#### [Exercise passage]
========================================

I’m very interested in moving beyond Jupyter notebooks so I have my eye on marimo.

My understanding is it’s just python code with a bit of notebook hints and an idea that gives the notebook experience.

So I didn’t quite catch from the article why ruff and pylons aren’t enough.

  • akshayka 2 months ago

    Hi! Thanks for your interest. marimo is much more than that — unlike traditional notebooks, marimo is "reactive", meaning it models notebooks as dataflow graphs and keeps code an outputs in sync. Moreover, marimo notebooks are not "just notebooks". They can be seamlessly run as interactive web apps or as Python scripts.

    Here is our original ShowHN post that explains what marimo is all about: https://news.ycombinator.com/item?id=38971966

    Blog that goes deeper: https://marimo.io/blog/lessons-learned

    • daxfohl 2 months ago

      I was just thinking about something like this a couple hours ago.

      Jeremy Howard (fast.ai, etc) posted a few weeks ago about his new AI class [1] and I was pumped. I went through the fast.ai course a couple years ago and had been wondering if another would ever come out, and the overview of this sounded really interesting. But the first thing the announcement went into was Jupyter Notebooks, and it kept on and on about them and I rolled my eyes. I remember they were my least favorite part of the fast.ai class. They've always felt awkward to me, being used to a code editor and all the functionality it provides, and I'm sure I'm not alone.

      I'm sure Jupyter is great for fast iteration if that's what you do all day, but if you spend most of your life in a standard code editor, you really want something that starts from there and adds a bit of interactivity on top, rather than jumping to a completely different concept. I haven't tried marimo yet, but I might give it a shot for my next project.

      [1] https://news.ycombinator.com/item?id=45455810

      • spwa4 2 months ago

        Just use VSCode, which will give you full language server editing in ipynb files?

        • daxfohl 2 months ago

          Maybe. At least that way it doesn't feel like some separate half-baked proprietary code editor from the 90s, which is the vibe I get from Jupyter. But a regular .py file with a couple attributes that can generate notebooks still sounds far nicer, assuming it works fairly seamlessly.

  • ravila4 2 months ago

    I haven’t used it, but from looking at Marimo’s examples and docs, I’m not convinced by some of its design choices. The idea that you can run notebook cells out of order is supposed to be a strength, but I actually see it as a weakness. The order of cells is what makes a notebook readable and self-documenting. The discipline of keeping cells in order may be painful, but it’s what makes the flow of analysis understandable to others.

    Also, I find the way Marimo uses decorators and functions for defining cells pretty awkward (Although it’s nicely abstracted away in the UI). It looks like normal Python, but the functions don’t behave like real functions, and decorators are a fairly advanced feature that most beginners don’t use.

========================================

#### [Data records]

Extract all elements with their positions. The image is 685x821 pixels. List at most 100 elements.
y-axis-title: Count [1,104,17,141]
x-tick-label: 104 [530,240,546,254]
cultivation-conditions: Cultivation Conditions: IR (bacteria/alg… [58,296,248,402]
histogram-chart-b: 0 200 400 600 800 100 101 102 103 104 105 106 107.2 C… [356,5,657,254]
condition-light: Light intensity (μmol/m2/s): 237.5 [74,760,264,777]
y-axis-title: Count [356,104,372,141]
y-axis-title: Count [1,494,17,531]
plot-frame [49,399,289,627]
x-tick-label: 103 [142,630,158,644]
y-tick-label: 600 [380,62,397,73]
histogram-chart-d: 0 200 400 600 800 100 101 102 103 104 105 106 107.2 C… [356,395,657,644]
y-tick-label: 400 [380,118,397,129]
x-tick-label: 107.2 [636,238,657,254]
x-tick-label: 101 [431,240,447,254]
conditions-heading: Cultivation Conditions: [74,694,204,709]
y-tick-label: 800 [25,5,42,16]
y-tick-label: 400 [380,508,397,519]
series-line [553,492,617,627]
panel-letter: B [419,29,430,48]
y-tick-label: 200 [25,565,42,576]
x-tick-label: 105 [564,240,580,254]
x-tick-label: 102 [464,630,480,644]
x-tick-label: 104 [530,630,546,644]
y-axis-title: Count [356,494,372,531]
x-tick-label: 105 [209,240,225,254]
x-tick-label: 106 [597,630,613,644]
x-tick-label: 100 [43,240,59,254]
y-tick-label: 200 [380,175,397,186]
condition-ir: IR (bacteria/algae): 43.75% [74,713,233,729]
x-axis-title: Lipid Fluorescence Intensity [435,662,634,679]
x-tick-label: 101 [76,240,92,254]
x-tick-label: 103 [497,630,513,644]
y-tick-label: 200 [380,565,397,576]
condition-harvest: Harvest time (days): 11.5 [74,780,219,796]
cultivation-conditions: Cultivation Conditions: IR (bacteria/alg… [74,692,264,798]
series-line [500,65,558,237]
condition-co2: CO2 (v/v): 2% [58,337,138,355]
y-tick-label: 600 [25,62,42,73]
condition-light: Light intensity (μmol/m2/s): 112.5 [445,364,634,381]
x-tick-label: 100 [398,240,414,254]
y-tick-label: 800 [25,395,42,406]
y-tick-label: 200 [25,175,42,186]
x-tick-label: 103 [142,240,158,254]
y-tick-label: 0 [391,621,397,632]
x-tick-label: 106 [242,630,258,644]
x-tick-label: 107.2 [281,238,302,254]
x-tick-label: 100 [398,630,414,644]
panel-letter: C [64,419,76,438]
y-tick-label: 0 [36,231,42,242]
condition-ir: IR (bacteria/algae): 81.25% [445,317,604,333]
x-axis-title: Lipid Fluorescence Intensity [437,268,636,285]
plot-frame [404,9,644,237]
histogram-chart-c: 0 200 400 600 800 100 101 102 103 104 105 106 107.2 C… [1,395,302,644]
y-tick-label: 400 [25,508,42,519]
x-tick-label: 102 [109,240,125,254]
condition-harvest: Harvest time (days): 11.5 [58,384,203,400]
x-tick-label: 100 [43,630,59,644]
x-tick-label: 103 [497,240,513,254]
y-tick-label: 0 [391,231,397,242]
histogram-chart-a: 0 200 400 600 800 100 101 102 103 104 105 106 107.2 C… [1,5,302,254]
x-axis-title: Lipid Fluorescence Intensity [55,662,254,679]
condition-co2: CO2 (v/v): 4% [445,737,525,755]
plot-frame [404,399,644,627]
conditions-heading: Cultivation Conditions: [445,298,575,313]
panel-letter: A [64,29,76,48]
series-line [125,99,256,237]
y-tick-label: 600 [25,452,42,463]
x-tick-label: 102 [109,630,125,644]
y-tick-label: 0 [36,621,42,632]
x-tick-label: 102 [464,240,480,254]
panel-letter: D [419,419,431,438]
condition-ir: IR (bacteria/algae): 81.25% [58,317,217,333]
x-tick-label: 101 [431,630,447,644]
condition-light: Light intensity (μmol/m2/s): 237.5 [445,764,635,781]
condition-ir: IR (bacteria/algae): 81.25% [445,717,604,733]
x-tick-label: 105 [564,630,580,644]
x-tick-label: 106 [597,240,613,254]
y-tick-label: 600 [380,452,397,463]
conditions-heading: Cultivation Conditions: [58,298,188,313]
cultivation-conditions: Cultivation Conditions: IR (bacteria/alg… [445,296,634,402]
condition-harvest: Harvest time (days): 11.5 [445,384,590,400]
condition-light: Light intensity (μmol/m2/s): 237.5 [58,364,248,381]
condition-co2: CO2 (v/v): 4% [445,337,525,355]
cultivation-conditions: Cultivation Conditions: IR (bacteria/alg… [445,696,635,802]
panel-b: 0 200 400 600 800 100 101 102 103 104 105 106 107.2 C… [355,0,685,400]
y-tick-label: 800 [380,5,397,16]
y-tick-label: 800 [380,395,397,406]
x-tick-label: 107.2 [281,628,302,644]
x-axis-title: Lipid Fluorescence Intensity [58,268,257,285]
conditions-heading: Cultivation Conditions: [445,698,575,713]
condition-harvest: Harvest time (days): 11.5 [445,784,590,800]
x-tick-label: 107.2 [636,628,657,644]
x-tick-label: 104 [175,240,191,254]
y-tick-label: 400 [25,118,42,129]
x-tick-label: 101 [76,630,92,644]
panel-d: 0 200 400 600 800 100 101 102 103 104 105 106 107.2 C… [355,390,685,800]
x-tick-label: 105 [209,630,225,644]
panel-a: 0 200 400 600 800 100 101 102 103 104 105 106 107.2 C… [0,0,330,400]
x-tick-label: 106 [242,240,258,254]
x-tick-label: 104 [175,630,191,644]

========================================

#### [Task instructions]
[1] Would you reproduce everything in the marimo discussion thread from "I’m very interested" down to "pylons aren’t enough."?
[2] How would you render this sentence from the marimo discussion thread in Spanish: "The order of cells is what makes a notebook readable and self-documenting."
[3] Could you extend the marimo discussion thread, picking up right after its final sentence?

#### [Answers for each item]
[1]
I’m very interested in moving beyond Jupyter notebooks so I have my eye on marimo.

My understanding is it’s just python code with a bit of notebook hints and an idea that gives the notebook experience.

So I didn’t quite catch from the article why ruff and pylons aren’t enough.

[2] El orden de las celdas es lo que hace que un cuaderno sea legible y autodocumentado.

[3]
    For me, Quarto notebooks strike a better balance when it comes to generating sharable documents, prototypes, and reports. They’re git-friendly, use simple markup for defining cells, and still keep the clear, linear structure.

    However, Marimo might be the best tool for replacing Streamlit apps and “production notebooks” (Although I’d also argue that notebooks should not be in production).

    • dmadisettiOP 2 months ago

      marimo has a quarto extension and a markdown fileformat [1] (marimo check works on this too!). The python fileformat was chosen such that "notebooks" are still valid python, but yes- the format itself is almost an implementation detail to most "notebook" users. Cells _are_ actually callable and importable functions though (you can give them a name), but the return signature is a bit different from what's serialized.

      > The discipline of keeping cells in order may be painful, but it’s what makes the flow of analysis understandable to others.

      We might have to agree to disagree here, you can still chose to have your notebook in order and something you can be disciplined about. The difference is that a marimo notebook can't become unreproducible the same way a jupyter notebook can, _because_ the order doesn't matter.

      But thanks for the feedback!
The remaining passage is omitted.